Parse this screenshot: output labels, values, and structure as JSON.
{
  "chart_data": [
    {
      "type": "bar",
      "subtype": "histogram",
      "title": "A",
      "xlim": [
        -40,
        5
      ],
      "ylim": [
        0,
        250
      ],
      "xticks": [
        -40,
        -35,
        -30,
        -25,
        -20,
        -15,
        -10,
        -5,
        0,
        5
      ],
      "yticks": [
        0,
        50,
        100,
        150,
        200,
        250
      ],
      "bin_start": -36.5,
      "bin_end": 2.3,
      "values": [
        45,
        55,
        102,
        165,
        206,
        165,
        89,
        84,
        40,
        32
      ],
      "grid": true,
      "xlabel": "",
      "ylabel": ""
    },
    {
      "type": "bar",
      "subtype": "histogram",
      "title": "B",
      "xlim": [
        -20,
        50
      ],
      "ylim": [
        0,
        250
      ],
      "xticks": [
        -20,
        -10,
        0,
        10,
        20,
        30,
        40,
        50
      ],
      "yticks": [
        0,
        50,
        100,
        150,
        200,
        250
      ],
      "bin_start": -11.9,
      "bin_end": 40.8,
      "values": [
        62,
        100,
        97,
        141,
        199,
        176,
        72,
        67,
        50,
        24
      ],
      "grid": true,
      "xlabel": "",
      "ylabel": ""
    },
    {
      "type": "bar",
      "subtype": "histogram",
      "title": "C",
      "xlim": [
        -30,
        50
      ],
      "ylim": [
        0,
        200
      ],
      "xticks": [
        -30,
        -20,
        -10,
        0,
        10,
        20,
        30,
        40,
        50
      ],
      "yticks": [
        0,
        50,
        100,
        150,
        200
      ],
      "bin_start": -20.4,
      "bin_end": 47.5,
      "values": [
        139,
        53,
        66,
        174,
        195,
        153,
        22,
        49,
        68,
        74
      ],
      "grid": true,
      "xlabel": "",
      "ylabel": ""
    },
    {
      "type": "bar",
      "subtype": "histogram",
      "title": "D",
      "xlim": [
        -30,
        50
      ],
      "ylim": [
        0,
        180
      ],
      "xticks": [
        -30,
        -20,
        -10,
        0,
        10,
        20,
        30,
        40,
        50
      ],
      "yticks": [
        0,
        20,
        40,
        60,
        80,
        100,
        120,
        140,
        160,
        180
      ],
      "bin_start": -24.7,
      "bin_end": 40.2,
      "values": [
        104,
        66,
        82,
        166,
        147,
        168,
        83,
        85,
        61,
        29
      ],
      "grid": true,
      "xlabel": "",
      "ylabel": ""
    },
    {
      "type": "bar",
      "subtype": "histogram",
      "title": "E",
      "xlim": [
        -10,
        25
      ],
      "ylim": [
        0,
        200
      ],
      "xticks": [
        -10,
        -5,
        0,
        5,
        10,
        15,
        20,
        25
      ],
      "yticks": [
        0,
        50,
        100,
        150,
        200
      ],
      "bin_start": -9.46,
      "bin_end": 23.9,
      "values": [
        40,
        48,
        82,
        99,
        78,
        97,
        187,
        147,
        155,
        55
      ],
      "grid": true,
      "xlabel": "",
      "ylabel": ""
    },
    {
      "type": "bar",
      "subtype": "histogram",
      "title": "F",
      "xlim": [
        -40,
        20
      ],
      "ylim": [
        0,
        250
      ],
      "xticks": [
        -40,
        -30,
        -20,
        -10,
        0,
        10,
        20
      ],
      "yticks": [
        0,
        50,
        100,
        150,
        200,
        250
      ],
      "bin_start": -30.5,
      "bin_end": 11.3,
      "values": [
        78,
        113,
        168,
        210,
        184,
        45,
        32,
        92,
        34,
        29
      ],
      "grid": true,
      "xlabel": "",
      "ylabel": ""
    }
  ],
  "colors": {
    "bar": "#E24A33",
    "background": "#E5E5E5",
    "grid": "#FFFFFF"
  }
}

····················

> [WRITTEN PROBLEM] Each line above must be reproduced exactly as it stands.

> [EXERCISE RESULT]
Parse this screenshot: output labels, values, and structure as JSON.
{
  "chart_data": [
    {
      "type": "bar",
      "subtype": "histogram",
      "title": "A",
      "xlim": [
        -40,
        5
      ],
      "ylim": [
        0,
        250
      ],
      "xticks": [
        -40,
        -35,
        -30,
        -25,
        -20,
        -15,
        -10,
        -5,
        0,
        5
      ],
      "yticks": [
        0,
        50,
        100,
        150,
        200,
        250
      ],
      "bin_start": -36.5,
      "bin_end": 2.3,
      "values": [
        45,
        55,
        102,
        165,
        206,
        165,
        89,
        84,
        40,
        32
      ],
      "grid": true,
      "xlabel": "",
      "ylabel": ""
    },
    {
      "type": "bar",
      "subtype": "histogram",
      "title": "B",
      "xlim": [
        -20,
        50
      ],
      "ylim": [
        0,
        250
      ],
      "xticks": [
        -20,
        -10,
        0,
        10,
        20,
        30,
        40,
        50
      ],
      "yticks": [
        0,
        50,
        100,
        150,
        200,
        250
      ],
      "bin_start": -11.9,
      "bin_end": 40.8,
      "values": [
        62,
        100,
        97,
        141,
        199,
        176,
        72,
        67,
        50,
        24
      ],
      "grid": true,
      "xlabel": "",
      "ylabel": ""
    },
    {
      "type": "bar",
      "subtype": "histogram",
      "title": "C",
      "xlim": [
        -30,
        50
      ],
      "ylim": [
        0,
        200
      ],
      "xticks": [
        -30,
        -20,
        -10,
        0,
        10,
        20,
        30,
        40,
        50
      ],
      "yticks": [
        0,
        50,
        100,
        150,
        200
      ],
      "bin_start": -20.4,
      "bin_end": 47.5,
      "values": [
        139,
        53,
        66,
        174,
        195,
        153,
        22,
        49,
        68,
        74
      ],
      "grid": true,
      "xlabel": "",
      "ylabel": ""
    },
    {
      "type": "bar",
      "subtype": "histogram",
      "title": "D",
      "xlim": [
        -30,
        50
      ],
      "ylim": [
        0,
        180
      ],
      "xticks": [
        -30,
        -20,
        -10,
        0,
        10,
        20,
        30,
        40,
        50
      ],
      "yticks": [
        0,
        20,
        40,
        60,
        80,
        100,
        120,
        140,
        160,
        180
      ],
      "bin_start": -24.7,
      "bin_end": 40.2,
      "values": [
        104,
        66,
        82,
        166,
        147,
        168,
        83,
        85,
        61,
        29
      ],
      "grid": true,
      "xlabel": "",
      "ylabel": ""
    },
    {
      "type": "bar",
      "subtype": "histogram",
      "title": "E",
      "xlim": [
        -10,
        25
      ],
      "ylim": [
        0,
        200
      ],
      "xticks": [
        -10,
        -5,
        0,
        5,
        10,
        15,
        20,
        25
      ],
      "yticks": [
        0,
        50,
        100,
        150,
        200
      ],
      "bin_start": -9.46,
      "bin_end": 23.9,
      "values": [
        40,
        48,
        82,
        99,
        78,
        97,
        187,
        147,
        155,
        55
      ],
      "grid": true,
      "xlabel": "",
      "ylabel": ""
    },
    {
      "type": "bar",
      "subtype": "histogram",
      "title": "F",
      "xlim": [
        -40,
        20
      ],
      "ylim": [
        0,
        250
      ],
      "xticks": [
        -40,
        -30,
        -20,
        -10,
        0,
        10,
        20
      ],
      "yticks": [
        0,
        50,
        100,
        150,
        200,
        250
      ],
      "bin_start": -30.5,
      "bin_end": 11.3,
      "values": [
        78,
        113,
        168,
        210,
        184,
        45,
        32,
        92,
        34,
        29
      ],
      "grid": true,
      "xlabel": "",
      "ylabel": ""
    }
  ],
  "colors": {
    "bar": "#E24A33",
    "background": "#E5E5E5",
    "grid": "#FFFFFF"
  }
}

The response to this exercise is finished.